(Extracted records)
⁂
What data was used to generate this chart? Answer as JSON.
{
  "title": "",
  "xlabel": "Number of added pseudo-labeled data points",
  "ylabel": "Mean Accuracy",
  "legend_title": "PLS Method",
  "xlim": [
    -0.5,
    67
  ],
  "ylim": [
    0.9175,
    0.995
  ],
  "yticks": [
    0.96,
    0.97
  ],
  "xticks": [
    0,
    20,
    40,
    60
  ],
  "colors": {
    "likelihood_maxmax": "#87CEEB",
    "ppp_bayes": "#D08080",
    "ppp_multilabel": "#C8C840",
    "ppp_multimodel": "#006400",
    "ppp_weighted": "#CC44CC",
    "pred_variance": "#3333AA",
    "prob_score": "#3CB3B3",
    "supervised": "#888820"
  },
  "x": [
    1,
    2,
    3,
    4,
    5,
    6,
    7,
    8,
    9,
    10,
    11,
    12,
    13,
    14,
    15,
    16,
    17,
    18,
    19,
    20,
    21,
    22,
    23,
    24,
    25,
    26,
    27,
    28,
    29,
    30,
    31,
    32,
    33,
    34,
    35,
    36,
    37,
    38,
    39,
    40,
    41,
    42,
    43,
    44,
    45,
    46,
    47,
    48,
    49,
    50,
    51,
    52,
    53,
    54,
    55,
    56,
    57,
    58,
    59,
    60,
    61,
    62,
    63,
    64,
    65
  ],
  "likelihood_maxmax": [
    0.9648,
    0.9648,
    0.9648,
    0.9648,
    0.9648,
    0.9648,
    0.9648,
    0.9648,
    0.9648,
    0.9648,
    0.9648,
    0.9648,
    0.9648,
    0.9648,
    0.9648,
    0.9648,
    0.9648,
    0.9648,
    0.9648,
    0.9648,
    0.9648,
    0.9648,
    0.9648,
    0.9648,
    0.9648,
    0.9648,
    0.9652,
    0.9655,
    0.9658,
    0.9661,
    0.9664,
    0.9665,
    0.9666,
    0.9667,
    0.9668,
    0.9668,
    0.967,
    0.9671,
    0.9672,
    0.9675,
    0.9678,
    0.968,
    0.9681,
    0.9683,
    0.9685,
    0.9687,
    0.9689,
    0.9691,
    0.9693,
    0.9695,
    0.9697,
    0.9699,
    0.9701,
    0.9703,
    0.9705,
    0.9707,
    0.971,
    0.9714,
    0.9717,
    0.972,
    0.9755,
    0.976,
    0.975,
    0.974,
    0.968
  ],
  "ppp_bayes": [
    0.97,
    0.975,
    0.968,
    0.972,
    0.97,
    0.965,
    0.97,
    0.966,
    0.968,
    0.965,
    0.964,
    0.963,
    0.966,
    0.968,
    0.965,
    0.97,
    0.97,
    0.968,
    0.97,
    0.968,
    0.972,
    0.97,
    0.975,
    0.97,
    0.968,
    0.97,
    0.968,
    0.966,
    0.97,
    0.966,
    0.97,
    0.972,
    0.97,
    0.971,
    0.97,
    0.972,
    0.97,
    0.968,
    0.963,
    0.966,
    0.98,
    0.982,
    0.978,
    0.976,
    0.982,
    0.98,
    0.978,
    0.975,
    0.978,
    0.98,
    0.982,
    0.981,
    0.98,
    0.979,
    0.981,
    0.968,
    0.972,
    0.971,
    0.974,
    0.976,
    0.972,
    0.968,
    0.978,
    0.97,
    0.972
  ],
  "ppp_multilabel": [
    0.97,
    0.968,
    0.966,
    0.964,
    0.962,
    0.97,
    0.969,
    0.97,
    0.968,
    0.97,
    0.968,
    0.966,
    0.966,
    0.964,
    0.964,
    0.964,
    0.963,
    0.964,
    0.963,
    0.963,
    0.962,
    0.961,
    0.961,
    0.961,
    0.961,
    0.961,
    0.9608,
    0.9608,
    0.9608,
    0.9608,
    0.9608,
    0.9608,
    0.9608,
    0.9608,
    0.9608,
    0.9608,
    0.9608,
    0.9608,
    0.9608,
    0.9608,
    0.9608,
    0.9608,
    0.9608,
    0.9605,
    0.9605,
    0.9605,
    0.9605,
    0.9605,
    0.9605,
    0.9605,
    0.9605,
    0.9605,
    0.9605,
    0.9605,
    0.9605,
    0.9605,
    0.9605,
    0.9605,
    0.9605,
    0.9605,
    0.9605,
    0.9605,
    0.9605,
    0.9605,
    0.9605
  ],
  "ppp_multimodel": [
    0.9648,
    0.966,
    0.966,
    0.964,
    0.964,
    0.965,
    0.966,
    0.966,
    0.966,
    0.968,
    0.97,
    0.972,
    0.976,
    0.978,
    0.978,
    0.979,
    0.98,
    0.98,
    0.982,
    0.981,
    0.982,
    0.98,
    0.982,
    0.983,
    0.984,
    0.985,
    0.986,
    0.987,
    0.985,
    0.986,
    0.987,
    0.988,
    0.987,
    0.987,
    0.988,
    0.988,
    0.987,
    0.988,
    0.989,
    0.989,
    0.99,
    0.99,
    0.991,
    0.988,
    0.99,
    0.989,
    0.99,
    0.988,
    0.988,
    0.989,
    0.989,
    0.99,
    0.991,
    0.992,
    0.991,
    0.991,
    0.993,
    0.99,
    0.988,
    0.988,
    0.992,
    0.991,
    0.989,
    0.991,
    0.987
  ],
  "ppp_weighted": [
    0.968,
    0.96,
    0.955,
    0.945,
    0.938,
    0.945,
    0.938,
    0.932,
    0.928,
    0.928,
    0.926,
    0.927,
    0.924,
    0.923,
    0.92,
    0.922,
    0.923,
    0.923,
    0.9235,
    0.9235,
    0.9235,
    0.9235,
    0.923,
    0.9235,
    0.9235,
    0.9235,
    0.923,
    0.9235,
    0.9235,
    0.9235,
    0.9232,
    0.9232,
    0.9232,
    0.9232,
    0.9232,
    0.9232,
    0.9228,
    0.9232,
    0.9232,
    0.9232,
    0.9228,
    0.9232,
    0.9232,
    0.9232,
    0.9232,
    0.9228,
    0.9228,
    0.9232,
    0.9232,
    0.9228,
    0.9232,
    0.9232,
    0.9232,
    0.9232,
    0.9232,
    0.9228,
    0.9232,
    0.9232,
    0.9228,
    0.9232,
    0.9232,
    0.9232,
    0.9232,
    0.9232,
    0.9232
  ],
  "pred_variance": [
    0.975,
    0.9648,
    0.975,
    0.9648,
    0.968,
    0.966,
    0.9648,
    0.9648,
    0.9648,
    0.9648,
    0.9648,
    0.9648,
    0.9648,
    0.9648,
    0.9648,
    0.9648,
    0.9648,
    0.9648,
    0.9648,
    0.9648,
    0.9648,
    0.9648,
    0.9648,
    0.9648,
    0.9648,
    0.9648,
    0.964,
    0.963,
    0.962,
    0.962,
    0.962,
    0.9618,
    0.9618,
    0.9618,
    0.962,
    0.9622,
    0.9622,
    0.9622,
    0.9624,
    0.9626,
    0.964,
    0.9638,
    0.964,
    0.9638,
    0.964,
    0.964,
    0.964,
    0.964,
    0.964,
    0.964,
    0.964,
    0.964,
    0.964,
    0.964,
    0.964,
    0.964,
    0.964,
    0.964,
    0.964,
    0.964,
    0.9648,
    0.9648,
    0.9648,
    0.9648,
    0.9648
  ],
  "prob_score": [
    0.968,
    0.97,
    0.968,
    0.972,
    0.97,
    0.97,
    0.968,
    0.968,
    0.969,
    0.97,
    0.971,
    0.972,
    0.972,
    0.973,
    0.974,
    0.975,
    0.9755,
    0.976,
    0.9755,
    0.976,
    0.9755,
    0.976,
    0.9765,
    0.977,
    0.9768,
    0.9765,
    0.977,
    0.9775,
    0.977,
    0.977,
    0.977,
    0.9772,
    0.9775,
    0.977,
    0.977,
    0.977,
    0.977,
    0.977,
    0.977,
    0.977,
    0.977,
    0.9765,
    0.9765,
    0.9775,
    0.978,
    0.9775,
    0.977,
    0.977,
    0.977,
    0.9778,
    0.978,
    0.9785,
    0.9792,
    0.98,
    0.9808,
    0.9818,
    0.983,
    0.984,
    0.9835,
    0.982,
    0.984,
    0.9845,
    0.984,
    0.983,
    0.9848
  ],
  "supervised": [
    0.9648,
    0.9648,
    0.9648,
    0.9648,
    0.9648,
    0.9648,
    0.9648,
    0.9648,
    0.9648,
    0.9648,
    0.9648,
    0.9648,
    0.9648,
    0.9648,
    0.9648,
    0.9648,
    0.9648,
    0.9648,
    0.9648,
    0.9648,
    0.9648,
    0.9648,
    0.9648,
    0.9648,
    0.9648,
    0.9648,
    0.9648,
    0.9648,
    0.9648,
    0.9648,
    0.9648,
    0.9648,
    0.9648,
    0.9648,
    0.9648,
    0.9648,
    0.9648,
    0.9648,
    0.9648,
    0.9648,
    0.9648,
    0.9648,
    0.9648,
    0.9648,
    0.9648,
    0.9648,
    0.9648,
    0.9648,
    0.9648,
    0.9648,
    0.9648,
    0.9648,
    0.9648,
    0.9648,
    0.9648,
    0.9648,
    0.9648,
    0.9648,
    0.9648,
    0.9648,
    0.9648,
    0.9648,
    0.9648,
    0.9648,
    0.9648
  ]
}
⁂
TASK DIRECTIONS: Copy out every line from the material above in which the word "data" appears.

EXERCISE RESPONSE:
What data was used to generate this chart? Answer as JSON.
  "xlabel": "Number of added pseudo-labeled data points",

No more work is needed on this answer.